JOB —
An exact copy of all the data is required, with pictures left out.

INPUT MATERIAL —
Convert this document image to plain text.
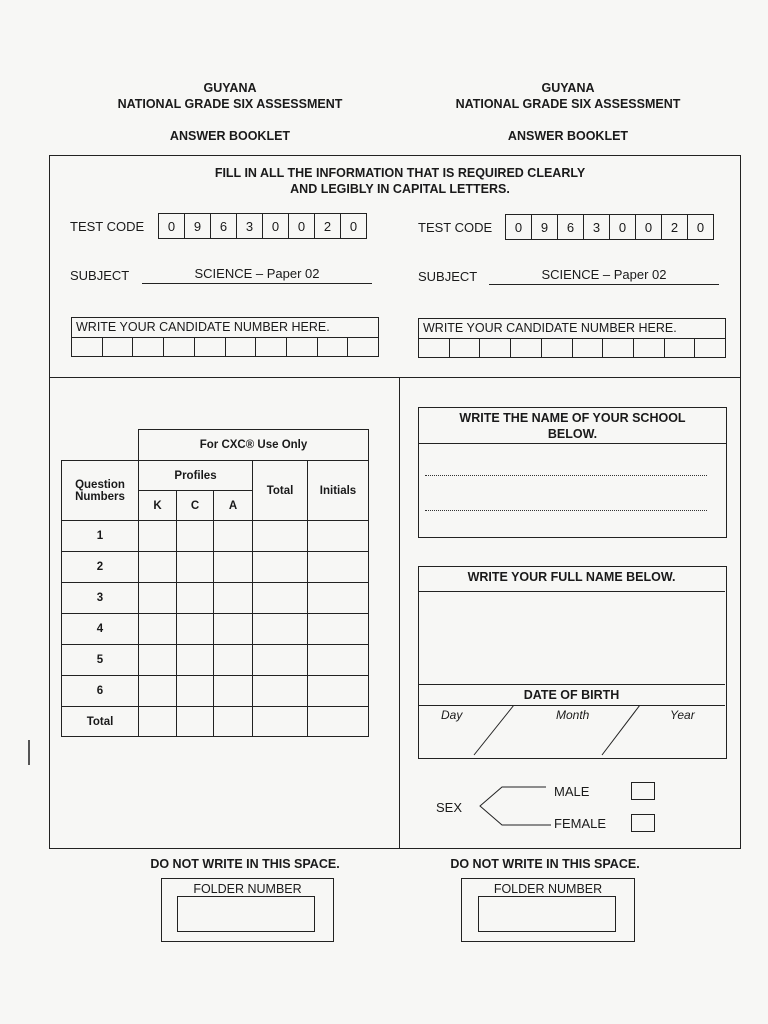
GUYANA
NATIONAL GRADE SIX ASSESSMENT
ANSWER BOOKLET
GUYANA
NATIONAL GRADE SIX ASSESSMENT
ANSWER BOOKLET
FILL IN ALL THE INFORMATION THAT IS REQUIRED CLEARLY
AND LEGIBLY IN CAPITAL LETTERS.
TEST CODE	0	9	6	3	0	0	2	0	TEST CODE	0	9	6	3	0	0	2	0
SUBJECT	SCIENCE – Paper 02	SUBJECT	SCIENCE – Paper 02
WRITE YOUR CANDIDATE NUMBER HERE.	WRITE YOUR CANDIDATE NUMBER HERE.
	For CXC® Use Only				
Question Numbers	Profiles			Total	Initials
	K	C	A		
1					
2					
3					
4					
5					
6					
Total					
WRITE THE NAME OF YOUR SCHOOL BELOW.
WRITE YOUR FULL NAME BELOW.
DATE OF BIRTH
Day	Month	Year
SEX
MALE
FEMALE
DO NOT WRITE IN THIS SPACE.
FOLDER NUMBER
DO NOT WRITE IN THIS SPACE.
FOLDER NUMBER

EXERCISE OUTPUT —
Convert this document image to plain text.
GUYANA
NATIONAL GRADE SIX ASSESSMENT
ANSWER BOOKLET
GUYANA
NATIONAL GRADE SIX ASSESSMENT
ANSWER BOOKLET
FILL IN ALL THE INFORMATION THAT IS REQUIRED CLEARLY
AND LEGIBLY IN CAPITAL LETTERS.
TEST CODE	0	9	6	3	0	0	2	0	TEST CODE	0	9	6	3	0	0	2	0
SUBJECT	SCIENCE – Paper 02	SUBJECT	SCIENCE – Paper 02
WRITE YOUR CANDIDATE NUMBER HERE.	WRITE YOUR CANDIDATE NUMBER HERE.
	For CXC® Use Only				
Question Numbers	Profiles			Total	Initials
	K	C	A		
1					
2					
3					
4					
5					
6					
Total					
WRITE THE NAME OF YOUR SCHOOL BELOW.
WRITE YOUR FULL NAME BELOW.
DATE OF BIRTH
Day	Month	Year
SEX
MALE
FEMALE
DO NOT WRITE IN THIS SPACE.
FOLDER NUMBER
DO NOT WRITE IN THIS SPACE.
FOLDER NUMBER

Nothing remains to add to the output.